# Help, Titan 1140 Impact



## AdamPaints (Sep 26, 2019)

I have a titan 1140 impact and the digi tract reads high mechanical load. I have tried turning the sprayer off and unplugging it, but the error keeps popping up causing the sprayer to shut down after a couple minutes of normal operation. I have not been able to find any information on how to fix the issue. Are there any airless sprayer repair techs that can help me out?


----------



## cocomonkeynuts (Apr 14, 2017)

AdamPaints said:


> I have a titan 1140 impact and the digi tract reads high mechanical load. I have tried turning the sprayer off and unplugging it, but the error keeps popping up causing the sprayer to shut down after a couple minutes of normal operation. I have not been able to find any information on how to fix the issue. Are there any airless sprayer repair techs that can help me out?

# Problem set:
[1] Based on the forum thread, say whether each statement is accurate: (a) the sprayer shuts down after a couple minutes of normal operation; (b) the poster found information explaining how to fix the issue; (c) the poster tried unplugging the sprayer. Answer each with yes or no and quote the words of the thread that decide it.
[2] Change "error" to "warning" in the forum thread between "# Help, Titan" and "(Apr 14, 2017)", inclusive, and give that passage again.
[3] List every heading in the forum thread, including the title.
The data has no connection to the forum thread.

# Raw data:
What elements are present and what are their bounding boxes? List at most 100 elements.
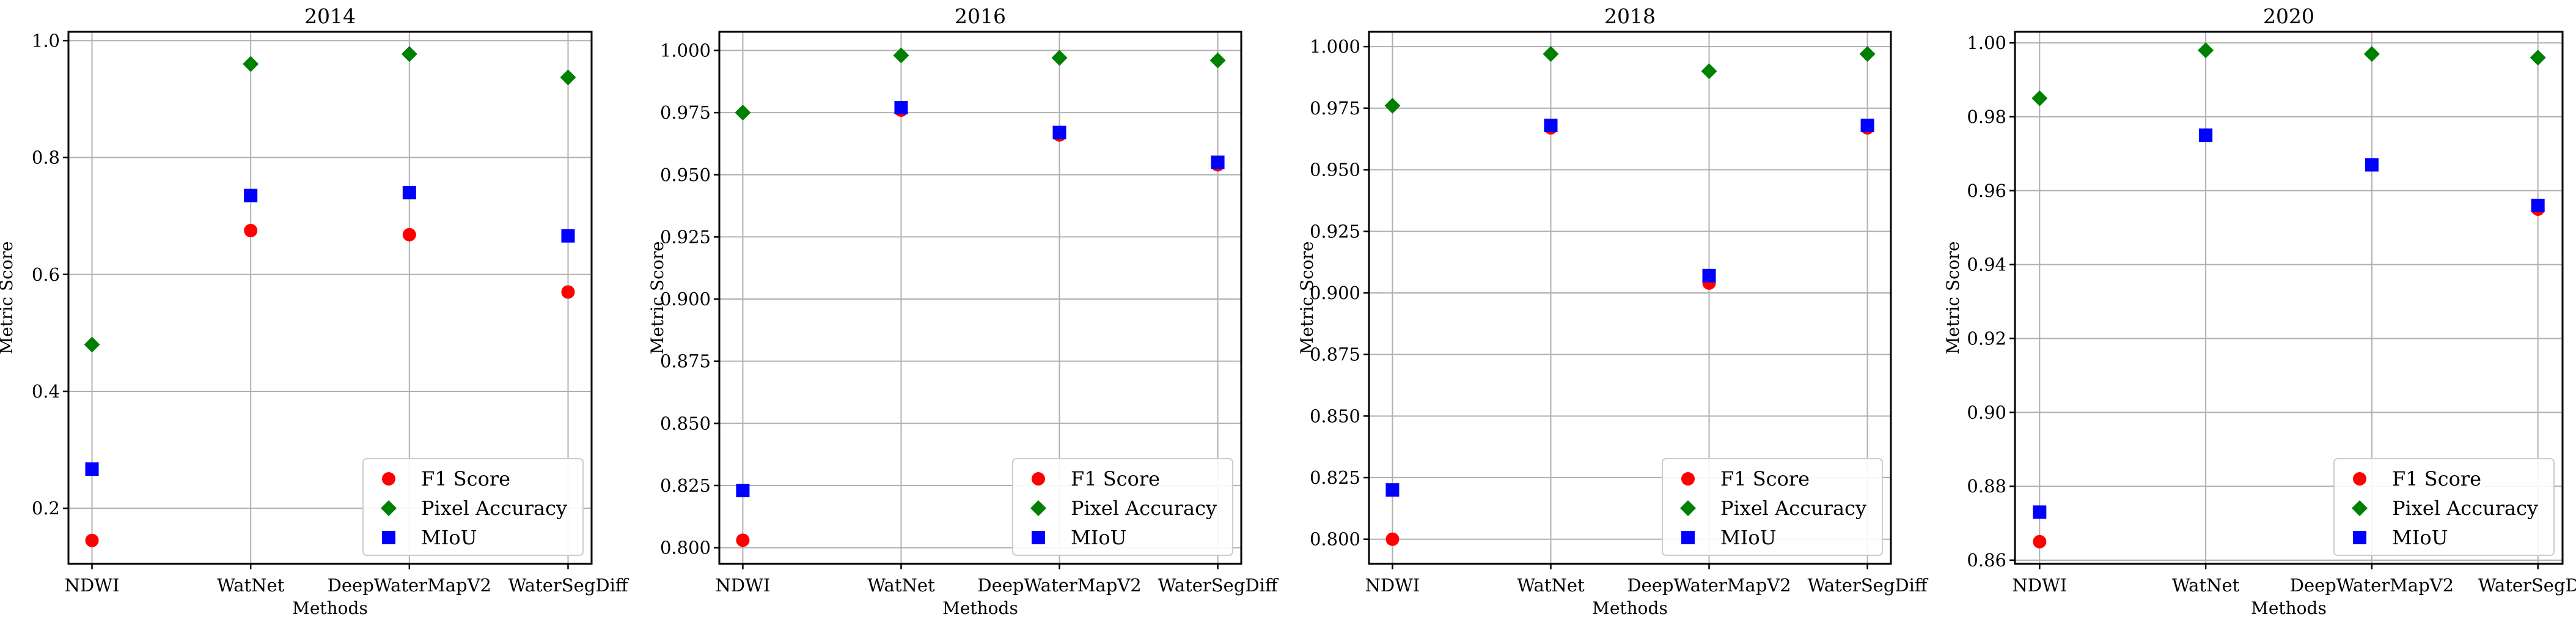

# Exercise solutions:
[1]
(a) Yes: "causing the sprayer to shut down after a couple minutes of normal operation"
(b) No: "I have not been able to find any information on how to fix the issue"
(c) Yes: "I have tried turning the sprayer off and unplugging it"

[2]
# Help, Titan 1140 Impact



## AdamPaints (Sep 26, 2019)

I have a titan 1140 impact and the digi tract reads high mechanical load. I have tried turning the sprayer off and unplugging it, but the warning keeps popping up causing the sprayer to shut down after a couple minutes of normal operation. I have not been able to find any information on how to fix the issue. Are there any airless sprayer repair techs that can help me out?


----------



## cocomonkeynuts (Apr 14, 2017)

[3]
Help, Titan 1140 Impact
AdamPaints (Sep 26, 2019)
cocomonkeynuts (Apr 14, 2017)